[Dataset entries]
** START **

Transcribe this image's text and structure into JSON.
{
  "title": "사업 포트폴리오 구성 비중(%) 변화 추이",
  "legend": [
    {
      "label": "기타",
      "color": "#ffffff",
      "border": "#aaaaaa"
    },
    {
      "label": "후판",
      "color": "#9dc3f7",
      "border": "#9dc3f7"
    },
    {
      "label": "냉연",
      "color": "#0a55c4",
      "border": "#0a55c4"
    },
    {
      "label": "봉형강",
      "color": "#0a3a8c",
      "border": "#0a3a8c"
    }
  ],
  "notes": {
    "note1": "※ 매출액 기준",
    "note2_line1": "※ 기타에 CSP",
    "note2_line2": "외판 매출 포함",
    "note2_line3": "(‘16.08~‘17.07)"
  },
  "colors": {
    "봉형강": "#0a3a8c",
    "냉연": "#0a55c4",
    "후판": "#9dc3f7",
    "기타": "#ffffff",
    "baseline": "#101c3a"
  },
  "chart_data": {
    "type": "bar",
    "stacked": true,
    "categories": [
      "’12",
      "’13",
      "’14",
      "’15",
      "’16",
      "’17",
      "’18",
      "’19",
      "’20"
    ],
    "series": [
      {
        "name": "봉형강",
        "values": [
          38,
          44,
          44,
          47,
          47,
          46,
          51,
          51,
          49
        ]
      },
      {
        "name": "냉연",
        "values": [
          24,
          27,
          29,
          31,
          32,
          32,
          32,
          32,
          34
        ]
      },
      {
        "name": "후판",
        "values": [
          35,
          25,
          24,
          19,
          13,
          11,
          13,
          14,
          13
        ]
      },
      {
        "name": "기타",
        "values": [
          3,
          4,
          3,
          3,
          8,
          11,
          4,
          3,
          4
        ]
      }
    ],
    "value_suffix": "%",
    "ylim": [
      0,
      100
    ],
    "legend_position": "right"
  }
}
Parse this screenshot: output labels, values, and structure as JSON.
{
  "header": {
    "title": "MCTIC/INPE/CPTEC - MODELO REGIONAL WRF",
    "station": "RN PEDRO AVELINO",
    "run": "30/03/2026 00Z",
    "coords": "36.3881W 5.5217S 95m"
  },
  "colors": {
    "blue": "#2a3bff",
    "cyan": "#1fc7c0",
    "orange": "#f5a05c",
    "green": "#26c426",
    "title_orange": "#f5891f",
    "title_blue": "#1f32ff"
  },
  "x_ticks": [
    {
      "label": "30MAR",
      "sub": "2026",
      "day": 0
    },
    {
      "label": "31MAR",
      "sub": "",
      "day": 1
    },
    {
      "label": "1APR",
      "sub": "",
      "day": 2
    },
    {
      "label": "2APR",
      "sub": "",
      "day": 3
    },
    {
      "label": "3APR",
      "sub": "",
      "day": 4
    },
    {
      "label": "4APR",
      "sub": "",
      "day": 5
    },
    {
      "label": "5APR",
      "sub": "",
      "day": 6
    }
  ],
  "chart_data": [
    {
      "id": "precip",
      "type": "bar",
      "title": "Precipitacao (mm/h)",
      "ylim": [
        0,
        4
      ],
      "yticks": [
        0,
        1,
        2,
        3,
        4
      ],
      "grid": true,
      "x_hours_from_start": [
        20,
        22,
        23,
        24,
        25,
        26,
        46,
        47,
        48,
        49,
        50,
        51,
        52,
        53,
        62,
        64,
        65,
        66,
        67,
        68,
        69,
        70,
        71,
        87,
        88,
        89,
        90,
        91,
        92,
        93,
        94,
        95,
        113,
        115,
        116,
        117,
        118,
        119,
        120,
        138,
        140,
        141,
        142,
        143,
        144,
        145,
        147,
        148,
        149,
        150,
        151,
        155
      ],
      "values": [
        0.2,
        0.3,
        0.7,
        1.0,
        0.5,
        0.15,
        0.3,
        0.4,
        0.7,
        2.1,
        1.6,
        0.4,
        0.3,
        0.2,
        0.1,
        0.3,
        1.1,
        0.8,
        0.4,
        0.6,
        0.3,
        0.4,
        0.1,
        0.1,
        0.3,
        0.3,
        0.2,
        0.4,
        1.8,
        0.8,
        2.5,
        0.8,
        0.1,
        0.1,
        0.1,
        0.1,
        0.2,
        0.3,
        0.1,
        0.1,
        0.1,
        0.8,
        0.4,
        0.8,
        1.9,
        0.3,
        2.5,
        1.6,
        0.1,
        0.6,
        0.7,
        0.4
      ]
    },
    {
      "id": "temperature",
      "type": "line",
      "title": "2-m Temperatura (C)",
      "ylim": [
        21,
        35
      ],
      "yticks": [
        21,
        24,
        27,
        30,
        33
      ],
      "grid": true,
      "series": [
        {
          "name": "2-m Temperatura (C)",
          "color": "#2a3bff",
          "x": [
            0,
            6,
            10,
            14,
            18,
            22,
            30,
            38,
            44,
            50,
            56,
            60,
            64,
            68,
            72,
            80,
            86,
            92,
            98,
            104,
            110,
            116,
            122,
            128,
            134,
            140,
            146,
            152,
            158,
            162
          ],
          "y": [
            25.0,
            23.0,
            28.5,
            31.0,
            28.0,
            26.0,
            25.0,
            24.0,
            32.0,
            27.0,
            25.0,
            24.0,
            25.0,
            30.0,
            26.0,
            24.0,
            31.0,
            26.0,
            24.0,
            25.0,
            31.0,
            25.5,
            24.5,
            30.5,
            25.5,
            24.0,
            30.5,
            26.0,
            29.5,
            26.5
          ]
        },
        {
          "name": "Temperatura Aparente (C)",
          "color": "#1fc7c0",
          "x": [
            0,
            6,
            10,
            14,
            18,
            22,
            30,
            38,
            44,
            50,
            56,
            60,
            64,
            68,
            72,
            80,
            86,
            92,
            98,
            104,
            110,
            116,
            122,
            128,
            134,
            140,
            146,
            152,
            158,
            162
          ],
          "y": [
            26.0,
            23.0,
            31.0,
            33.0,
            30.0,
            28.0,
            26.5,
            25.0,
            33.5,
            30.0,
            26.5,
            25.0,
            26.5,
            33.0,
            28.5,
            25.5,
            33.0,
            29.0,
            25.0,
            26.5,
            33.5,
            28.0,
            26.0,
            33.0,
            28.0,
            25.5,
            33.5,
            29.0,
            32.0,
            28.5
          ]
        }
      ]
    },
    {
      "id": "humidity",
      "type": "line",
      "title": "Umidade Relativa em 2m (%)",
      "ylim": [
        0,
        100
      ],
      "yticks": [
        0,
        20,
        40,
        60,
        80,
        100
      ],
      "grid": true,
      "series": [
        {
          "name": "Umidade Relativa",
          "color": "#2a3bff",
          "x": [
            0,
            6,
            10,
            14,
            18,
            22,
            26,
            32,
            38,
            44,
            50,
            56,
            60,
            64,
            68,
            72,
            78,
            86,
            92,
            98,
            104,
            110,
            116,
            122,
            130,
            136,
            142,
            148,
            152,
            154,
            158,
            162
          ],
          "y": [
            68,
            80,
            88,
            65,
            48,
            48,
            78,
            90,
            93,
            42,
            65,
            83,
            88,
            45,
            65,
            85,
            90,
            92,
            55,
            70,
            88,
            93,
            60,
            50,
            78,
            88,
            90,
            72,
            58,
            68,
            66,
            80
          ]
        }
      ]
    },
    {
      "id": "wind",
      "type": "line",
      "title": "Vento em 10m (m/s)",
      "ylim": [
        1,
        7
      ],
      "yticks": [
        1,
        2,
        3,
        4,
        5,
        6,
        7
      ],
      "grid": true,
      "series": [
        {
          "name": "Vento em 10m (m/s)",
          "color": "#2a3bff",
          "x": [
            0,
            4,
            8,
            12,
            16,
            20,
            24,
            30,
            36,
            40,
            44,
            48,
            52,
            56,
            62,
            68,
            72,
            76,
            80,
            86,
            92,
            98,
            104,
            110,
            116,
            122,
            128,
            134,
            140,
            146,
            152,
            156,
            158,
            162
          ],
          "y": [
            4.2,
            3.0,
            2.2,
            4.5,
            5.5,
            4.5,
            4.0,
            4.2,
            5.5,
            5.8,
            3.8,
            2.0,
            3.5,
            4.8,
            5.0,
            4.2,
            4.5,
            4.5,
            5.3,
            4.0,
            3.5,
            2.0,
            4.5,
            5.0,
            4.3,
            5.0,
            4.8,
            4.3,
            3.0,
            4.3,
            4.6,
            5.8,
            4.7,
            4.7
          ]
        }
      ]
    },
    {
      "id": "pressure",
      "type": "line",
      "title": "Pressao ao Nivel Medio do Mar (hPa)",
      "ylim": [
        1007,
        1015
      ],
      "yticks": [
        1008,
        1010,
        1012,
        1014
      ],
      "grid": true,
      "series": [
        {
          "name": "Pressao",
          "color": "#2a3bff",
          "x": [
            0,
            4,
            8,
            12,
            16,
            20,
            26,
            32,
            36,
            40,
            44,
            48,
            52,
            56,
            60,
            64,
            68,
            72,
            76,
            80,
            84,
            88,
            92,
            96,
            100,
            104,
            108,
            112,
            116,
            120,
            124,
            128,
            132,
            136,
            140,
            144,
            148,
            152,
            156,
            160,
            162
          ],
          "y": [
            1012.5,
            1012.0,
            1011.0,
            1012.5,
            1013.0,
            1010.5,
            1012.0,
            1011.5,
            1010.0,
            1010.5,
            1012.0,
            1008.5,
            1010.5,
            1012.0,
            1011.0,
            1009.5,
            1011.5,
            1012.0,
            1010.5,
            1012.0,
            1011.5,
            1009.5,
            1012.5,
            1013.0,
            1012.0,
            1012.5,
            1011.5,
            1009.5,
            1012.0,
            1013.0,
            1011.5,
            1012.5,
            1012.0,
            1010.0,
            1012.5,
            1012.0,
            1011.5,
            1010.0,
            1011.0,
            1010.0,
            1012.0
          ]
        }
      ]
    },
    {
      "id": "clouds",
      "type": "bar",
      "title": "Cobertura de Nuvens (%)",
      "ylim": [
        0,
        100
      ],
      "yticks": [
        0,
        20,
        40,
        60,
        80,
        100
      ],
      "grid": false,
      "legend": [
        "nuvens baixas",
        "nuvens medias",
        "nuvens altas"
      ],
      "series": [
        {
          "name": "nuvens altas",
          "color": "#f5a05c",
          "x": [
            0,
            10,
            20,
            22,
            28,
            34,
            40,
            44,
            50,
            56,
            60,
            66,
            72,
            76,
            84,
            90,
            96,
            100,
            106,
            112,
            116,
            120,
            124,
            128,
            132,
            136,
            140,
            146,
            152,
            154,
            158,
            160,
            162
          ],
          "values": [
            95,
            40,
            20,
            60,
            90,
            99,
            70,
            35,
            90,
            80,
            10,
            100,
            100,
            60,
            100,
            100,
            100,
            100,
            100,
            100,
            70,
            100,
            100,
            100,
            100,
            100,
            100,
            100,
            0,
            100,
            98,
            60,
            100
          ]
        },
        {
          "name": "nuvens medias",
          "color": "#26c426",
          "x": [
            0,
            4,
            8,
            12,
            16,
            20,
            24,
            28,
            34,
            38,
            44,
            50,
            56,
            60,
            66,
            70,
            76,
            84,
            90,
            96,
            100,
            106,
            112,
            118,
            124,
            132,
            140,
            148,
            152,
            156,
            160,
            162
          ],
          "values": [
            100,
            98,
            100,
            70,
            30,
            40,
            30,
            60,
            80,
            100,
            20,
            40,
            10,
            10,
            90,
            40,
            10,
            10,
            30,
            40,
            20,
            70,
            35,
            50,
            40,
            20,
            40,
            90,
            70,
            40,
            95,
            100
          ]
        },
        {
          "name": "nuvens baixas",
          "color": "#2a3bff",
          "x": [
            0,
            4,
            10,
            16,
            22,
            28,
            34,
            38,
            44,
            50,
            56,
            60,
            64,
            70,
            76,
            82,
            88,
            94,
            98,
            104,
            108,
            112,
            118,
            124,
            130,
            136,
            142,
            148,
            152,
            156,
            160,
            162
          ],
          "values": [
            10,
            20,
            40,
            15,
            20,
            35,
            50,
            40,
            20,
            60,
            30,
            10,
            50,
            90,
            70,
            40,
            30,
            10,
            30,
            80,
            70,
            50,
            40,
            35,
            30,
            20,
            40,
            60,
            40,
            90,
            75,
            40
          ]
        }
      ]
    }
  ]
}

** END **

▶ [Written exercise] Looking at the data above, how many lines hold the word "JSON"? Respond with the number alone.

▶ [Task response] 2